▸ **Short exercise**:
Extract the listing below in full, unchanged.

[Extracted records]
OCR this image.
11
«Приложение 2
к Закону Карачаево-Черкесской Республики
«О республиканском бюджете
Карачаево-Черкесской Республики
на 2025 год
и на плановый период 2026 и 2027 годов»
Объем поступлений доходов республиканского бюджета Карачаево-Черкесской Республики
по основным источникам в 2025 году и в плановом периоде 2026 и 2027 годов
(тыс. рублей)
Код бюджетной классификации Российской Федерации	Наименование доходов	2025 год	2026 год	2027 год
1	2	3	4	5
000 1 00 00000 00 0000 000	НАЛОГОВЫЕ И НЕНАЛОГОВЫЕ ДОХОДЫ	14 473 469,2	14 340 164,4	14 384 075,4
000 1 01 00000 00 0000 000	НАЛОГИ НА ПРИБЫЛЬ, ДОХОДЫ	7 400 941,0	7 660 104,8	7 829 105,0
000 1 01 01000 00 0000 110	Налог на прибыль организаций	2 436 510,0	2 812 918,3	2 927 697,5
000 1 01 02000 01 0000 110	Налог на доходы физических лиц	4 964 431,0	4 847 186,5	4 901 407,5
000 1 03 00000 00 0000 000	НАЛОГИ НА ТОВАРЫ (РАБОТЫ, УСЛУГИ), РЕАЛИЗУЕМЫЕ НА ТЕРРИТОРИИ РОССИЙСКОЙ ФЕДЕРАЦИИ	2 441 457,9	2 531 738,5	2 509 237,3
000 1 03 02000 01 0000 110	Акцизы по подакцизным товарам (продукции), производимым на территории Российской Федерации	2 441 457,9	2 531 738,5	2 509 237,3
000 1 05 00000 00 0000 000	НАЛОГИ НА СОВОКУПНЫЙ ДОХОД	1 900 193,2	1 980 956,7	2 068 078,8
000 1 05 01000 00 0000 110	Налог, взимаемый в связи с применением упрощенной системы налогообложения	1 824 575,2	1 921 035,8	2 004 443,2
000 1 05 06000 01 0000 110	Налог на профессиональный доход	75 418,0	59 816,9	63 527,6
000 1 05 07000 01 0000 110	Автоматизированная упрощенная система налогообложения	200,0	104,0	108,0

▸ **Finished task**:
OCR this image.
11
«Приложение 2
к Закону Карачаево-Черкесской Республики
«О республиканском бюджете
Карачаево-Черкесской Республики
на 2025 год
и на плановый период 2026 и 2027 годов»
Объем поступлений доходов республиканского бюджета Карачаево-Черкесской Республики
по основным источникам в 2025 году и в плановом периоде 2026 и 2027 годов
(тыс. рублей)
Код бюджетной классификации Российской Федерации	Наименование доходов	2025 год	2026 год	2027 год
1	2	3	4	5
000 1 00 00000 00 0000 000	НАЛОГОВЫЕ И НЕНАЛОГОВЫЕ ДОХОДЫ	14 473 469,2	14 340 164,4	14 384 075,4
000 1 01 00000 00 0000 000	НАЛОГИ НА ПРИБЫЛЬ, ДОХОДЫ	7 400 941,0	7 660 104,8	7 829 105,0
000 1 01 01000 00 0000 110	Налог на прибыль организаций	2 436 510,0	2 812 918,3	2 927 697,5
000 1 01 02000 01 0000 110	Налог на доходы физических лиц	4 964 431,0	4 847 186,5	4 901 407,5
000 1 03 00000 00 0000 000	НАЛОГИ НА ТОВАРЫ (РАБОТЫ, УСЛУГИ), РЕАЛИЗУЕМЫЕ НА ТЕРРИТОРИИ РОССИЙСКОЙ ФЕДЕРАЦИИ	2 441 457,9	2 531 738,5	2 509 237,3
000 1 03 02000 01 0000 110	Акцизы по подакцизным товарам (продукции), производимым на территории Российской Федерации	2 441 457,9	2 531 738,5	2 509 237,3
000 1 05 00000 00 0000 000	НАЛОГИ НА СОВОКУПНЫЙ ДОХОД	1 900 193,2	1 980 956,7	2 068 078,8
000 1 05 01000 00 0000 110	Налог, взимаемый в связи с применением упрощенной системы налогообложения	1 824 575,2	1 921 035,8	2 004 443,2
000 1 05 06000 01 0000 110	Налог на профессиональный доход	75 418,0	59 816,9	63 527,6
000 1 05 07000 01 0000 110	Автоматизированная упрощенная система налогообложения	200,0	104,0	108,0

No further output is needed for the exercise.